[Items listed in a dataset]

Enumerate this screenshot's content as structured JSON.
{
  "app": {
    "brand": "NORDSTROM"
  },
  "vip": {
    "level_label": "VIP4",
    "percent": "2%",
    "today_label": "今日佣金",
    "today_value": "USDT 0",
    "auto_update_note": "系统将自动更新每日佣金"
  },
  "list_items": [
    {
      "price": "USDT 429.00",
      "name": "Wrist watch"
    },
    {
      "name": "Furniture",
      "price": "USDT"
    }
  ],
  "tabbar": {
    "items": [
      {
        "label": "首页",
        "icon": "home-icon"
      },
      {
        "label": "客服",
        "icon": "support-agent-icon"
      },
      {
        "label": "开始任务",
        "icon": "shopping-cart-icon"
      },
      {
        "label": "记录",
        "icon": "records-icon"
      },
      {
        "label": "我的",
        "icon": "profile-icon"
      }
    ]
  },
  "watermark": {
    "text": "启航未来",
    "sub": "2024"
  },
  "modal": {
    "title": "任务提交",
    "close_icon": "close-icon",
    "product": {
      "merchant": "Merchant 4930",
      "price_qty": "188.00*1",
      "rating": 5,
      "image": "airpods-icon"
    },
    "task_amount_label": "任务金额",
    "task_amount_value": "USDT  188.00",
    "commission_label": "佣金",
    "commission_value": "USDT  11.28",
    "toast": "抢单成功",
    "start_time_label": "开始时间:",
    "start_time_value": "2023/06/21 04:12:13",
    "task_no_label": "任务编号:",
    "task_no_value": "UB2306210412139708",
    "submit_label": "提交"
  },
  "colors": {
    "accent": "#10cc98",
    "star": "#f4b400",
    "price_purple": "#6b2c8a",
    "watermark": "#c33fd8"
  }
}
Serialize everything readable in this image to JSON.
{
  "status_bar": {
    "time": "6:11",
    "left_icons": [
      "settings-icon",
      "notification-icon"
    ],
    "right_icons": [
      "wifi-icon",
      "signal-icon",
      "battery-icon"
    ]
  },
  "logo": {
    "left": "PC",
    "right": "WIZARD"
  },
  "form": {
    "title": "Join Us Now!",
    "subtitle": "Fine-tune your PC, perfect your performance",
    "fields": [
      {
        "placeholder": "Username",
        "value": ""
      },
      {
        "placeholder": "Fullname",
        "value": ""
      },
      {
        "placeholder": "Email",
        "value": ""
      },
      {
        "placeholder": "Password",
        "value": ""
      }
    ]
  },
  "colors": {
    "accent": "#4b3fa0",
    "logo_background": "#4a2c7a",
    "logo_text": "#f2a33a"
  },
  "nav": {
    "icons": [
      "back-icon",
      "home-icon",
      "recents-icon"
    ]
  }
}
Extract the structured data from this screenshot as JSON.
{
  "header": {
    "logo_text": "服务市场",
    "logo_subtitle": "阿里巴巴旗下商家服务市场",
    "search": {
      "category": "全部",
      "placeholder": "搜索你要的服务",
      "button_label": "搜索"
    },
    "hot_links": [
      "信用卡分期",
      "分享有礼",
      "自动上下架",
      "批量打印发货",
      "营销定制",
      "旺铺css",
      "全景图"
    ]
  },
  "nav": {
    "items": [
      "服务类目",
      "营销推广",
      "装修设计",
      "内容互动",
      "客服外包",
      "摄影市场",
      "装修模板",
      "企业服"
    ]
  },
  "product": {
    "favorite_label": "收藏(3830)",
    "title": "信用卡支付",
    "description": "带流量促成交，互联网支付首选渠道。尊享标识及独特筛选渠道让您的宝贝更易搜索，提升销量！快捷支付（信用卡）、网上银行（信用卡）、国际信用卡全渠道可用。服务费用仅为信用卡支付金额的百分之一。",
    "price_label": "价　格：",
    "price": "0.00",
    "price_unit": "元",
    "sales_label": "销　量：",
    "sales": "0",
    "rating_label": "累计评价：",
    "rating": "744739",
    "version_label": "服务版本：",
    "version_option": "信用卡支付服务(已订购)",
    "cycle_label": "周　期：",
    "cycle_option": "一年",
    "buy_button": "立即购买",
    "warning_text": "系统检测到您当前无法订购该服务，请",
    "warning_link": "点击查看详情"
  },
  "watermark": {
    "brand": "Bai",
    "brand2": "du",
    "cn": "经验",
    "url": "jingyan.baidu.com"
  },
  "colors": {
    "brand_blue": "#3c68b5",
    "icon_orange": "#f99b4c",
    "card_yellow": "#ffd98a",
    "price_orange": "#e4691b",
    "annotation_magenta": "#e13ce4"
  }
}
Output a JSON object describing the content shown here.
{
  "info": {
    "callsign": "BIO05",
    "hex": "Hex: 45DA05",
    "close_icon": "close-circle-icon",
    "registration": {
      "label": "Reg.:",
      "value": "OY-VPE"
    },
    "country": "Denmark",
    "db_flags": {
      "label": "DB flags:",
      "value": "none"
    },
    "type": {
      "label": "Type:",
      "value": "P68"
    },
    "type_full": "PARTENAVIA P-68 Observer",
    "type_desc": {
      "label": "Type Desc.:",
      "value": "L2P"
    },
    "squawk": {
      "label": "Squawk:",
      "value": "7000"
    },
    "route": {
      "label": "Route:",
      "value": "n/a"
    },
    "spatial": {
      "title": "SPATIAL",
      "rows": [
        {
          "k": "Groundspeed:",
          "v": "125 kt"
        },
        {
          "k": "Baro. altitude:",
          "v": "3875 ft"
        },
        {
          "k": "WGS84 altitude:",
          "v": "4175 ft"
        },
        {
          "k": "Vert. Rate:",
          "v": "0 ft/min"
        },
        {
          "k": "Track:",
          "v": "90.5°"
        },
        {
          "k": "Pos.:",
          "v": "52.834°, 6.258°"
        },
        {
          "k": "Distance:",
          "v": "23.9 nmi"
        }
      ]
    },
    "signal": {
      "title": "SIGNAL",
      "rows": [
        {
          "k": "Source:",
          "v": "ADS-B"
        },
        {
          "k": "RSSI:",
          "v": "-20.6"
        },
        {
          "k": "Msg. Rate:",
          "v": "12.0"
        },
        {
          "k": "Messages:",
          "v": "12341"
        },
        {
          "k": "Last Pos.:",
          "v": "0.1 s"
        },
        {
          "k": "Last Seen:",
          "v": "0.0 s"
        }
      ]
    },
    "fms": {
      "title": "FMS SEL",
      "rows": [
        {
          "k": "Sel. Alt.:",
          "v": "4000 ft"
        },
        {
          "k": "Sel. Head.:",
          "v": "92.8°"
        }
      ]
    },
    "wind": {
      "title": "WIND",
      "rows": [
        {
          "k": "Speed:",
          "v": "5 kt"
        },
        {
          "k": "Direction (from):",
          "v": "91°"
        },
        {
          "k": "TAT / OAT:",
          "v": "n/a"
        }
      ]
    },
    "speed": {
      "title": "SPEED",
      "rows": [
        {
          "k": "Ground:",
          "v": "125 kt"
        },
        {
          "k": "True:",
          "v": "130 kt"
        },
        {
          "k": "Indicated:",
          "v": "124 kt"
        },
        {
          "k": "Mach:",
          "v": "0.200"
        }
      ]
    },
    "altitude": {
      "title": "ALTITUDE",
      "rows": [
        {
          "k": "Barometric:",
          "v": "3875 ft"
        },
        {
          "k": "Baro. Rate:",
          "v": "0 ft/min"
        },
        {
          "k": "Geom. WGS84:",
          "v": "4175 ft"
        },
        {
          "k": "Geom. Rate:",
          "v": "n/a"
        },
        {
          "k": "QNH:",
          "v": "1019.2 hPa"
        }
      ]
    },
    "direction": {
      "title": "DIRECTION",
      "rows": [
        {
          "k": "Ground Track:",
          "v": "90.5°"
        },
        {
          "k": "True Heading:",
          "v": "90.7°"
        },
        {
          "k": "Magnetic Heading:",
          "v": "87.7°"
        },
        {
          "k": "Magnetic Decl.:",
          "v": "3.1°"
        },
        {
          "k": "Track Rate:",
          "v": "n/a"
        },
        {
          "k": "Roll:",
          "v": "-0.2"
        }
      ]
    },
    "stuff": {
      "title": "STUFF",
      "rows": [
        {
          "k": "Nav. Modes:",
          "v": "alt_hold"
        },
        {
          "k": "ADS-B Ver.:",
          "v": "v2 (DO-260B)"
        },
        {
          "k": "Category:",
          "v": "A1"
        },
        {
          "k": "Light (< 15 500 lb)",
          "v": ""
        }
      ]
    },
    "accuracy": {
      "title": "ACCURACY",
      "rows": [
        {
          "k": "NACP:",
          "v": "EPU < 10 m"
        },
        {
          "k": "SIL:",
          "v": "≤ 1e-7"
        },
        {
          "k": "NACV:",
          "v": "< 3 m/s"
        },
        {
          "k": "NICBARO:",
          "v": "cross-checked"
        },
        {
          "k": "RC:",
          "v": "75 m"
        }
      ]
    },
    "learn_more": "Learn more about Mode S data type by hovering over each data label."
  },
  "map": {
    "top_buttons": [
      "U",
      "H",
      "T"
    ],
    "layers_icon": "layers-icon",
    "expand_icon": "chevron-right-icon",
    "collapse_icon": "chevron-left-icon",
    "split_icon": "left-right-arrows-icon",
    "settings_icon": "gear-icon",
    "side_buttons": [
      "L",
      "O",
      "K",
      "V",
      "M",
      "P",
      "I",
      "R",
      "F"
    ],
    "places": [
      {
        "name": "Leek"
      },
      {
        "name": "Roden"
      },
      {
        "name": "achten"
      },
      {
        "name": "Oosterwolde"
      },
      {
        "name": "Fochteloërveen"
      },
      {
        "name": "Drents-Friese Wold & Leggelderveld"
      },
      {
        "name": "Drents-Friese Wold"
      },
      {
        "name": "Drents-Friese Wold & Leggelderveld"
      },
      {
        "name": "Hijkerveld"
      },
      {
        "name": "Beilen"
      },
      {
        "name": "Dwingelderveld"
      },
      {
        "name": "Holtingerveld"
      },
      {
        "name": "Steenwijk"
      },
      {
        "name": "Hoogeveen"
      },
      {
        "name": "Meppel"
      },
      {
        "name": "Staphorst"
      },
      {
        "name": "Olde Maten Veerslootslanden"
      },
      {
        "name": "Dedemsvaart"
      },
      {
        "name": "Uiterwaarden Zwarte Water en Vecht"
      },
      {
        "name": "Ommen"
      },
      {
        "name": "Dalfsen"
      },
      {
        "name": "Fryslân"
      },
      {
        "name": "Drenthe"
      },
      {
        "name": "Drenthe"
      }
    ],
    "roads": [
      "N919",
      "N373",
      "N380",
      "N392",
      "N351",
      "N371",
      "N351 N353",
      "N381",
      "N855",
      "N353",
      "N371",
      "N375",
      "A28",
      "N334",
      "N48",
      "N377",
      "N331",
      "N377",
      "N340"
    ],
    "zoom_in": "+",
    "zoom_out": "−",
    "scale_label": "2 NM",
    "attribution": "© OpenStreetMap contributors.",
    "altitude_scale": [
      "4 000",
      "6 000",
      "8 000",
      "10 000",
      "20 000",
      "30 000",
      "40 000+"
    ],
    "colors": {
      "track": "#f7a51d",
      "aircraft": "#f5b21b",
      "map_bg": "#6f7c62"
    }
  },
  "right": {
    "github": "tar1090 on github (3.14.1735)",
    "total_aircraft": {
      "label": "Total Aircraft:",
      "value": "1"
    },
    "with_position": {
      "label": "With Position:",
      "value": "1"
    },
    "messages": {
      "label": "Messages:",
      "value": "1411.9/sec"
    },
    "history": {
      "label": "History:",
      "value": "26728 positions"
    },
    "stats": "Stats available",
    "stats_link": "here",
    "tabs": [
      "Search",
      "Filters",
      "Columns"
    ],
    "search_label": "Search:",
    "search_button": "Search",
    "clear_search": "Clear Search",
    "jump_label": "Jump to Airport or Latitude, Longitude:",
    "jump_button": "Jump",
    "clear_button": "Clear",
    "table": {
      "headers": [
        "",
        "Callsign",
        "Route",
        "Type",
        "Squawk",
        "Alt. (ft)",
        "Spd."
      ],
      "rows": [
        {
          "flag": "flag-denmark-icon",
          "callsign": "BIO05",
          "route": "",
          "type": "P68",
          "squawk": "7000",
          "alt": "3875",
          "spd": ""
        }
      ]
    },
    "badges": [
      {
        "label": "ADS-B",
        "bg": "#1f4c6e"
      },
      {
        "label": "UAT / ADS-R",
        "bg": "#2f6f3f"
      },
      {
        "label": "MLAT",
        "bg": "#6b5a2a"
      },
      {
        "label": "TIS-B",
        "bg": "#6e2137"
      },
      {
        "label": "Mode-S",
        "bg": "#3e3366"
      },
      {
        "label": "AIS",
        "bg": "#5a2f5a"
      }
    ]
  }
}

## Aim
Identify every line holding the word "Jump" and copy it out.

## Written response
    "jump_label": "Jump to Airport or Latitude, Longitude:",
    "jump_button": "Jump",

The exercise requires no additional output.